* Supplied data *
* START *

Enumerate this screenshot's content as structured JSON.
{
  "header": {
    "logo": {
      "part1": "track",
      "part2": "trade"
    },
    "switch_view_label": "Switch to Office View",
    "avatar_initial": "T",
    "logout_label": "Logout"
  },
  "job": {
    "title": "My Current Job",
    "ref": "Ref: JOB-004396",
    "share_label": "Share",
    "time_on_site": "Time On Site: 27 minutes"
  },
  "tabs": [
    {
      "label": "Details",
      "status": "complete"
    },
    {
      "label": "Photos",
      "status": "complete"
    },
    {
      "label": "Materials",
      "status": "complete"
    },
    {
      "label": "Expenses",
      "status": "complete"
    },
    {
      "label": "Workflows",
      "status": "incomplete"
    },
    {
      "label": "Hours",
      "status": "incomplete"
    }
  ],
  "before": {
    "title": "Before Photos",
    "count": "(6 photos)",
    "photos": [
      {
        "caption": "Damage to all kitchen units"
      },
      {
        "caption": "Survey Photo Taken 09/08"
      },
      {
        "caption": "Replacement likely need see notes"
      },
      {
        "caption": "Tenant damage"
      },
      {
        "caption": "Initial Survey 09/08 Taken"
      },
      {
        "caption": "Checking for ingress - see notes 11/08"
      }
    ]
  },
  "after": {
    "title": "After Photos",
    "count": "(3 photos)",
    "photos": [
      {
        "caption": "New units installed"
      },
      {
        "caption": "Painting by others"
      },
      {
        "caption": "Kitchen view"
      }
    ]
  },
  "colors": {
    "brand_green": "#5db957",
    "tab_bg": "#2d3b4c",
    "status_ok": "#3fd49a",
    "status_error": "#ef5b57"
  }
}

* END *

* Work to do *
List every line above that holds the word "notes".

* Exercise solution *
        "caption": "Replacement likely need see notes"
        "caption": "Checking for ingress - see notes 11/08"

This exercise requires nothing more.